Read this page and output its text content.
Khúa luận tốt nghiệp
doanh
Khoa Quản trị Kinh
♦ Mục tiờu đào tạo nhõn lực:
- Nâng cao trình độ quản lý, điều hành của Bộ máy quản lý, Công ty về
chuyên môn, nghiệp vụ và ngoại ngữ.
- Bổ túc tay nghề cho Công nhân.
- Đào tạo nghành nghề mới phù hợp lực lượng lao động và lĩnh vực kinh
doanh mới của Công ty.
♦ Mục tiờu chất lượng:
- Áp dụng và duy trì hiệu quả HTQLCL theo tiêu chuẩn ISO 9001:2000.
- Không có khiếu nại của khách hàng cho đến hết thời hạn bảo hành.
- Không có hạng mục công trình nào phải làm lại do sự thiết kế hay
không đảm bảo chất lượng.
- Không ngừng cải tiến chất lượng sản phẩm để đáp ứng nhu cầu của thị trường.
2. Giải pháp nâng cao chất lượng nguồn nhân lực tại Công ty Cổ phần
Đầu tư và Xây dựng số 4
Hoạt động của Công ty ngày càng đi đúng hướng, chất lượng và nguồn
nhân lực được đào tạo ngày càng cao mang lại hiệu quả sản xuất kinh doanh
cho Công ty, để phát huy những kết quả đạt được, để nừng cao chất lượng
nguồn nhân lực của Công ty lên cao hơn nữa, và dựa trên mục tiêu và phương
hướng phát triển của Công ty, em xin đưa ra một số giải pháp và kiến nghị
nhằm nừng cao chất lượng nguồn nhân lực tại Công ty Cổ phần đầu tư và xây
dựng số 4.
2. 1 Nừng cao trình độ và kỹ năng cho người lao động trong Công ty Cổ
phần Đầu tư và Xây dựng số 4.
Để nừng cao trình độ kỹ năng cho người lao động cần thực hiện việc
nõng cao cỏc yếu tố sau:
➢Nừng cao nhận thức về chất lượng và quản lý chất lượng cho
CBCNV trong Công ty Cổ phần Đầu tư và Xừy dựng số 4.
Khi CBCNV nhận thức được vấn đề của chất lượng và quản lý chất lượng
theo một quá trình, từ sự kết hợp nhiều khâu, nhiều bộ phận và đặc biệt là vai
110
----------
Work required:
Repeat the records above in full, character for character.

Answer in full:
Read this page and output its text content.
Khúa luận tốt nghiệp
doanh
Khoa Quản trị Kinh
♦ Mục tiờu đào tạo nhõn lực:
- Nâng cao trình độ quản lý, điều hành của Bộ máy quản lý, Công ty về
chuyên môn, nghiệp vụ và ngoại ngữ.
- Bổ túc tay nghề cho Công nhân.
- Đào tạo nghành nghề mới phù hợp lực lượng lao động và lĩnh vực kinh
doanh mới của Công ty.
♦ Mục tiờu chất lượng:
- Áp dụng và duy trì hiệu quả HTQLCL theo tiêu chuẩn ISO 9001:2000.
- Không có khiếu nại của khách hàng cho đến hết thời hạn bảo hành.
- Không có hạng mục công trình nào phải làm lại do sự thiết kế hay
không đảm bảo chất lượng.
- Không ngừng cải tiến chất lượng sản phẩm để đáp ứng nhu cầu của thị trường.
2. Giải pháp nâng cao chất lượng nguồn nhân lực tại Công ty Cổ phần
Đầu tư và Xây dựng số 4
Hoạt động của Công ty ngày càng đi đúng hướng, chất lượng và nguồn
nhân lực được đào tạo ngày càng cao mang lại hiệu quả sản xuất kinh doanh
cho Công ty, để phát huy những kết quả đạt được, để nừng cao chất lượng
nguồn nhân lực của Công ty lên cao hơn nữa, và dựa trên mục tiêu và phương
hướng phát triển của Công ty, em xin đưa ra một số giải pháp và kiến nghị
nhằm nừng cao chất lượng nguồn nhân lực tại Công ty Cổ phần đầu tư và xây
dựng số 4.
2. 1 Nừng cao trình độ và kỹ năng cho người lao động trong Công ty Cổ
phần Đầu tư và Xây dựng số 4.
Để nừng cao trình độ kỹ năng cho người lao động cần thực hiện việc
nõng cao cỏc yếu tố sau:
➢Nừng cao nhận thức về chất lượng và quản lý chất lượng cho
CBCNV trong Công ty Cổ phần Đầu tư và Xừy dựng số 4.
Khi CBCNV nhận thức được vấn đề của chất lượng và quản lý chất lượng
theo một quá trình, từ sự kết hợp nhiều khâu, nhiều bộ phận và đặc biệt là vai
110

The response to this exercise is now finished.